OBJECTIVE: Set down every record once more, exactly as given.

Data items:
--

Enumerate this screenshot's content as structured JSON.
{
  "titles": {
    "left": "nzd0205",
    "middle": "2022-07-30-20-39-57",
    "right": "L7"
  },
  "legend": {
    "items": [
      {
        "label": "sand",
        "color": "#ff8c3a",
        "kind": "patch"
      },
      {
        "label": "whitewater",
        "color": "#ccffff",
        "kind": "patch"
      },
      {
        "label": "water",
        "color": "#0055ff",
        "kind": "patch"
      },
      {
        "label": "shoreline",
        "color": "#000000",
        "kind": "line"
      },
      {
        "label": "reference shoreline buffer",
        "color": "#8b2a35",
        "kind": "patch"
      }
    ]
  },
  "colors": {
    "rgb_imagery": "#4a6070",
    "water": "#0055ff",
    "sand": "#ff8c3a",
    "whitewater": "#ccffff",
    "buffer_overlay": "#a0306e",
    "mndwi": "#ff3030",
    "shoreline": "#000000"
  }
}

--

RESULT:
Enumerate this screenshot's content as structured JSON.
{
  "titles": {
    "left": "nzd0205",
    "middle": "2022-07-30-20-39-57",
    "right": "L7"
  },
  "legend": {
    "items": [
      {
        "label": "sand",
        "color": "#ff8c3a",
        "kind": "patch"
      },
      {
        "label": "whitewater",
        "color": "#ccffff",
        "kind": "patch"
      },
      {
        "label": "water",
        "color": "#0055ff",
        "kind": "patch"
      },
      {
        "label": "shoreline",
        "color": "#000000",
        "kind": "line"
      },
      {
        "label": "reference shoreline buffer",
        "color": "#8b2a35",
        "kind": "patch"
      }
    ]
  },
  "colors": {
    "rgb_imagery": "#4a6070",
    "water": "#0055ff",
    "sand": "#ff8c3a",
    "whitewater": "#ccffff",
    "buffer_overlay": "#a0306e",
    "mndwi": "#ff3030",
    "shoreline": "#000000"
  }
}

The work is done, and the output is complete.